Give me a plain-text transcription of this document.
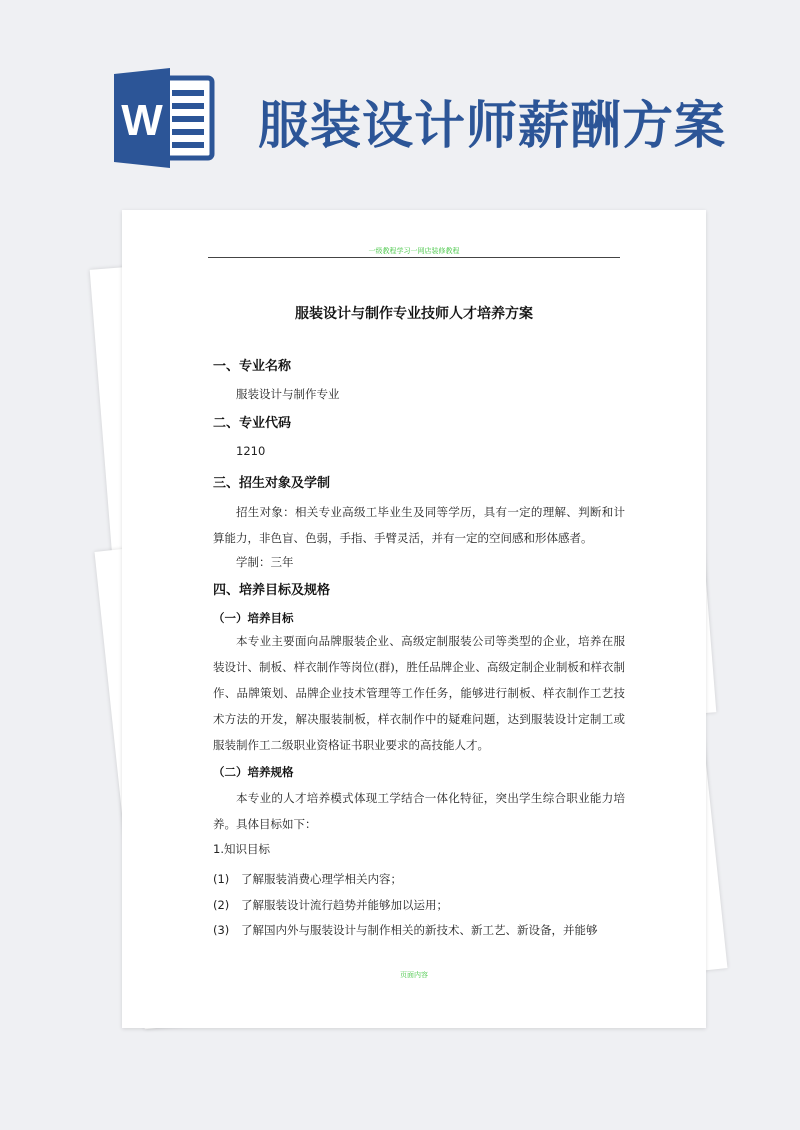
W 服装设计师薪酬方案
一级教程学习一网店装修教程
服装设计与制作专业技师人才培养方案
一、专业名称
服装设计与制作专业
二、专业代码
1210
三、招生对象及学制
招生对象：相关专业高级工毕业生及同等学历，具有一定的理解、判断和计算能力，非色盲、色弱，手指、手臂灵活，并有一定的空间感和形体感者。
学制：三年
四、培养目标及规格
（一）培养目标
本专业主要面向品牌服装企业、高级定制服装公司等类型的企业，培养在服装设计、制板、样衣制作等岗位(群)，胜任品牌企业、高级定制企业制板和样衣制作、品牌策划、品牌企业技术管理等工作任务，能够进行制板、样衣制作工艺技术方法的开发，解决服装制板，样衣制作中的疑难问题，达到服装设计定制工或服装制作工二级职业资格证书职业要求的高技能人才。
（二）培养规格
本专业的人才培养模式体现工学结合一体化特征，突出学生综合职业能力培养。具体目标如下：
1.知识目标
(1) 了解服装消费心理学相关内容；
(2) 了解服装设计流行趋势并能够加以运用；
(3) 了解国内外与服装设计与制作相关的新技术、新工艺、新设备，并能够
页面内容
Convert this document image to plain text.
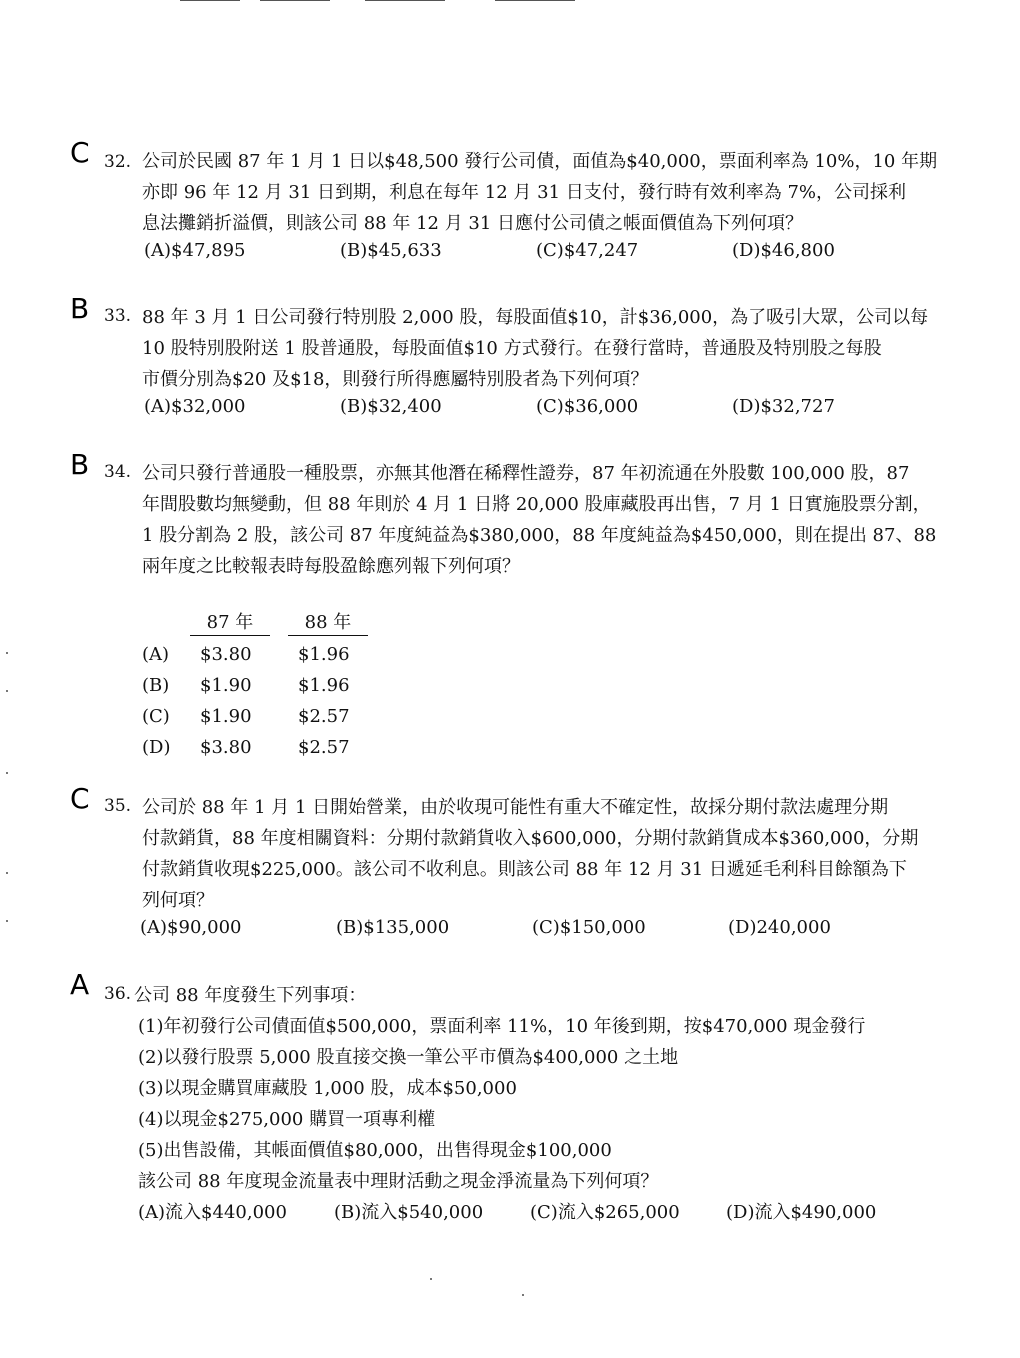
C 32. 公司於民國 87 年 1 月 1 日以$48,500 發行公司債，面值為$40,000，票面利率為 10%，10 年期
亦即 96 年 12 月 31 日到期，利息在每年 12 月 31 日支付，發行時有效利率為 7%，公司採利
息法攤銷折溢價，則該公司 88 年 12 月 31 日應付公司債之帳面價值為下列何項？
(A)$47,895	(B)$45,633	(C)$47,247	(D)$46,800
B 33. 88 年 3 月 1 日公司發行特別股 2,000 股，每股面值$10，計$36,000，為了吸引大眾，公司以每
10 股特別股附送 1 股普通股，每股面值$10 方式發行。在發行當時，普通股及特別股之每股
市價分別為$20 及$18，則發行所得應屬特別股者為下列何項？
(A)$32,000	(B)$32,400	(C)$36,000	(D)$32,727
B 34. 公司只發行普通股一種股票，亦無其他潛在稀釋性證券，87 年初流通在外股數 100,000 股，87
年間股數均無變動，但 88 年則於 4 月 1 日將 20,000 股庫藏股再出售，7 月 1 日實施股票分割，
1 股分割為 2 股，該公司 87 年度純益為$380,000，88 年度純益為$450,000，則在提出 87、88
兩年度之比較報表時每股盈餘應列報下列何項？
87 年	88 年
(A) $3.80	$1.96
(B) $1.90	$1.96
(C) $1.90	$2.57
(D) $3.80	$2.57
C 35. 公司於 88 年 1 月 1 日開始營業，由於收現可能性有重大不確定性，故採分期付款法處理分期
付款銷貨，88 年度相關資料：分期付款銷貨收入$600,000，分期付款銷貨成本$360,000，分期
付款銷貨收現$225,000。該公司不收利息。則該公司 88 年 12 月 31 日遞延毛利科目餘額為下
列何項？
(A)$90,000	(B)$135,000	(C)$150,000	(D)240,000
A 36. 公司 88 年度發生下列事項：
(1)年初發行公司債面值$500,000，票面利率 11%，10 年後到期，按$470,000 現金發行
(2)以發行股票 5,000 股直接交換一筆公平市價為$400,000 之土地
(3)以現金購買庫藏股 1,000 股，成本$50,000
(4)以現金$275,000 購買一項專利權
(5)出售設備，其帳面價值$80,000，出售得現金$100,000
該公司 88 年度現金流量表中理財活動之現金淨流量為下列何項？
(A)流入$440,000	(B)流入$540,000	(C)流入$265,000	(D)流入$490,000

::::::::

» **Problem description**:
Which lines above hold the word "plain"? Copy each of them.

» **The reply**:
Give me a plain-text transcription of this document.
Convert this document image to plain text.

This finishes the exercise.